## [Given problem]
Copy out each line of the data that holds the word "根据后文".
--- Start ---
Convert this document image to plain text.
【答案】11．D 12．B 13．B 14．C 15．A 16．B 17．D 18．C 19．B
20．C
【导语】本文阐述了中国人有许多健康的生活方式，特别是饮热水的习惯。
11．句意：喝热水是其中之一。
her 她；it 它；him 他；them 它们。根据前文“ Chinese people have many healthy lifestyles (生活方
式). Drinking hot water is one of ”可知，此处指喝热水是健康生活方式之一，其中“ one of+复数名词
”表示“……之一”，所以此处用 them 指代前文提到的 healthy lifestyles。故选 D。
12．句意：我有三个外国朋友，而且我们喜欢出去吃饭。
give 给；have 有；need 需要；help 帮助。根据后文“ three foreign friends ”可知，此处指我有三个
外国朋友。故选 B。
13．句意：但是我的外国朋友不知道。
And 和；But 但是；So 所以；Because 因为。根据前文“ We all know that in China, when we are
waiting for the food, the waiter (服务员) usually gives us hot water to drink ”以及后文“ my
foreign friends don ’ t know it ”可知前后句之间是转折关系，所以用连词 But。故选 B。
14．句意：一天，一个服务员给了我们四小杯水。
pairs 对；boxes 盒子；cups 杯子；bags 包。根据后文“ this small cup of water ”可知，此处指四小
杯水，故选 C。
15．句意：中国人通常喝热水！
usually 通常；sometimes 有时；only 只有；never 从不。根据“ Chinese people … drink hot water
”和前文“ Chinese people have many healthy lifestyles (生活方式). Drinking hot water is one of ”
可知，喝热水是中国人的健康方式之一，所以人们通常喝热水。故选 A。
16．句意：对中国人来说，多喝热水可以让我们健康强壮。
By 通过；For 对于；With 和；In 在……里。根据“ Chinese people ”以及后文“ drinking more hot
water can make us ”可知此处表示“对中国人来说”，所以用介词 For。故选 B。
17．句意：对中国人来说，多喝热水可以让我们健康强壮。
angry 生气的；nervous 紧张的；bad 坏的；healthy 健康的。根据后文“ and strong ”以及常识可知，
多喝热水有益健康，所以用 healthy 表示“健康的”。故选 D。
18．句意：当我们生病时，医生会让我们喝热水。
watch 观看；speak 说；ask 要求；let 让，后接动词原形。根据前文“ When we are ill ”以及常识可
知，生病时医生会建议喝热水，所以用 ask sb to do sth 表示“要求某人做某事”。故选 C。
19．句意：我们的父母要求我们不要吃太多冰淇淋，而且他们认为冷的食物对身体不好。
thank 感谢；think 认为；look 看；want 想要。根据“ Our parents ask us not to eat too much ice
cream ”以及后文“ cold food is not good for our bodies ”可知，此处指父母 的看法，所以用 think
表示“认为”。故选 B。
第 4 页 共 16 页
--- End ---
## [Task response]
give 给；have 有；need 需要；help 帮助。根据后文“ three foreign friends ”可知，此处指我有三个
pairs 对；boxes 盒子；cups 杯子；bags 包。根据后文“ this small cup of water ”可知，此处指四小
angry 生气的；nervous 紧张的；bad 坏的；healthy 健康的。根据后文“ and strong ”以及常识可知，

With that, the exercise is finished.